— start Extracted records —

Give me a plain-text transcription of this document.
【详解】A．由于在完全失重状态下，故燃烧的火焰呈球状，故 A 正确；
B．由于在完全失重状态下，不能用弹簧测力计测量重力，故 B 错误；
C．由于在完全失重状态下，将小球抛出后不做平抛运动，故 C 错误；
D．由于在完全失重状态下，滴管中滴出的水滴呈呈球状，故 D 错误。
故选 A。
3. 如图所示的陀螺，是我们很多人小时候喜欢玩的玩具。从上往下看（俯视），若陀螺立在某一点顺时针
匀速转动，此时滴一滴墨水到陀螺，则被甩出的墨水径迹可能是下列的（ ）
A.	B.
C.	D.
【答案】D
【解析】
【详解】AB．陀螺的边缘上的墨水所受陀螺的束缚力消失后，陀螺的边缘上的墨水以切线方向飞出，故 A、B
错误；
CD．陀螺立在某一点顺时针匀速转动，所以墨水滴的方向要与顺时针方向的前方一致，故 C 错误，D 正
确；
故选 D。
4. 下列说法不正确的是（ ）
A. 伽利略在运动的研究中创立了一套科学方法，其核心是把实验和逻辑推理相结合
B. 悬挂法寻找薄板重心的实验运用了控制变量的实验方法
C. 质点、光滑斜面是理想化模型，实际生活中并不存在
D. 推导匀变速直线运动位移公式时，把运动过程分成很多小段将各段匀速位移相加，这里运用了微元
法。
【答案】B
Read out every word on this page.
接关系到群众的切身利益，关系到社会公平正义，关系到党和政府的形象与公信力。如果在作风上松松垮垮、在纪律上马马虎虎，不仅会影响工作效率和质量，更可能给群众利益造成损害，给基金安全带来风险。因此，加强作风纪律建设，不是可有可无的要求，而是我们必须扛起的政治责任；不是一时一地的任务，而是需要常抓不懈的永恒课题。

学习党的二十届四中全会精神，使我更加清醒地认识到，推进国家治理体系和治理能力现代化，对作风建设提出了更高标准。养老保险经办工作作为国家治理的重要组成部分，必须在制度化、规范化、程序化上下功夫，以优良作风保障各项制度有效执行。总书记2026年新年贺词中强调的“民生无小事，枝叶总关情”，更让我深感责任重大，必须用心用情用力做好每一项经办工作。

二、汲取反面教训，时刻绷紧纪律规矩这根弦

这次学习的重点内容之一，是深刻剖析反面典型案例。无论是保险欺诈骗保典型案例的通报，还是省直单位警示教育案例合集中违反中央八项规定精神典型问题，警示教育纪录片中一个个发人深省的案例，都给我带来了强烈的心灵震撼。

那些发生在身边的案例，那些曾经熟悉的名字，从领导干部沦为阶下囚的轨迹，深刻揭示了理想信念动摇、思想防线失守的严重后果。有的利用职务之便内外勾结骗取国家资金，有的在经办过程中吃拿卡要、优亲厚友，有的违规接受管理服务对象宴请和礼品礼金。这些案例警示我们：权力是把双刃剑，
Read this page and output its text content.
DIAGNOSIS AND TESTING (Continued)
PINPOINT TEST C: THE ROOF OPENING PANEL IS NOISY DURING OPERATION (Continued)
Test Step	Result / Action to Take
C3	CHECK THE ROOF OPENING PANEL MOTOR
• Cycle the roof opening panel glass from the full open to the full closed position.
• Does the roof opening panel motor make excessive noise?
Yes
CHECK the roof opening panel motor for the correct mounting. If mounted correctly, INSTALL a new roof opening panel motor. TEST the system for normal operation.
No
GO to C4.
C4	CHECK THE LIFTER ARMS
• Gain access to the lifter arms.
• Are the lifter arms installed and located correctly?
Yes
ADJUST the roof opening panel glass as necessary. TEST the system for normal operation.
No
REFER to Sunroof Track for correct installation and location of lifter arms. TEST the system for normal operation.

— end Extracted records —

▶ Instruction: Set all of the records down again, exactly as they stand.

▶ Solution:
Give me a plain-text transcription of this document.
【详解】A．由于在完全失重状态下，故燃烧的火焰呈球状，故 A 正确；
B．由于在完全失重状态下，不能用弹簧测力计测量重力，故 B 错误；
C．由于在完全失重状态下，将小球抛出后不做平抛运动，故 C 错误；
D．由于在完全失重状态下，滴管中滴出的水滴呈呈球状，故 D 错误。
故选 A。
3. 如图所示的陀螺，是我们很多人小时候喜欢玩的玩具。从上往下看（俯视），若陀螺立在某一点顺时针
匀速转动，此时滴一滴墨水到陀螺，则被甩出的墨水径迹可能是下列的（ ）
A.	B.
C.	D.
【答案】D
【解析】
【详解】AB．陀螺的边缘上的墨水所受陀螺的束缚力消失后，陀螺的边缘上的墨水以切线方向飞出，故 A、B
错误；
CD．陀螺立在某一点顺时针匀速转动，所以墨水滴的方向要与顺时针方向的前方一致，故 C 错误，D 正
确；
故选 D。
4. 下列说法不正确的是（ ）
A. 伽利略在运动的研究中创立了一套科学方法，其核心是把实验和逻辑推理相结合
B. 悬挂法寻找薄板重心的实验运用了控制变量的实验方法
C. 质点、光滑斜面是理想化模型，实际生活中并不存在
D. 推导匀变速直线运动位移公式时，把运动过程分成很多小段将各段匀速位移相加，这里运用了微元
法。
【答案】B
Read out every word on this page.
接关系到群众的切身利益，关系到社会公平正义，关系到党和政府的形象与公信力。如果在作风上松松垮垮、在纪律上马马虎虎，不仅会影响工作效率和质量，更可能给群众利益造成损害，给基金安全带来风险。因此，加强作风纪律建设，不是可有可无的要求，而是我们必须扛起的政治责任；不是一时一地的任务，而是需要常抓不懈的永恒课题。

学习党的二十届四中全会精神，使我更加清醒地认识到，推进国家治理体系和治理能力现代化，对作风建设提出了更高标准。养老保险经办工作作为国家治理的重要组成部分，必须在制度化、规范化、程序化上下功夫，以优良作风保障各项制度有效执行。总书记2026年新年贺词中强调的“民生无小事，枝叶总关情”，更让我深感责任重大，必须用心用情用力做好每一项经办工作。

二、汲取反面教训，时刻绷紧纪律规矩这根弦

这次学习的重点内容之一，是深刻剖析反面典型案例。无论是保险欺诈骗保典型案例的通报，还是省直单位警示教育案例合集中违反中央八项规定精神典型问题，警示教育纪录片中一个个发人深省的案例，都给我带来了强烈的心灵震撼。

那些发生在身边的案例，那些曾经熟悉的名字，从领导干部沦为阶下囚的轨迹，深刻揭示了理想信念动摇、思想防线失守的严重后果。有的利用职务之便内外勾结骗取国家资金，有的在经办过程中吃拿卡要、优亲厚友，有的违规接受管理服务对象宴请和礼品礼金。这些案例警示我们：权力是把双刃剑，
Read this page and output its text content.
DIAGNOSIS AND TESTING (Continued)
PINPOINT TEST C: THE ROOF OPENING PANEL IS NOISY DURING OPERATION (Continued)
Test Step	Result / Action to Take
C3	CHECK THE ROOF OPENING PANEL MOTOR
• Cycle the roof opening panel glass from the full open to the full closed position.
• Does the roof opening panel motor make excessive noise?
Yes
CHECK the roof opening panel motor for the correct mounting. If mounted correctly, INSTALL a new roof opening panel motor. TEST the system for normal operation.
No
GO to C4.
C4	CHECK THE LIFTER ARMS
• Gain access to the lifter arms.
• Are the lifter arms installed and located correctly?
Yes
ADJUST the roof opening panel glass as necessary. TEST the system for normal operation.
No
REFER to Sunroof Track for correct installation and location of lifter arms. TEST the system for normal operation.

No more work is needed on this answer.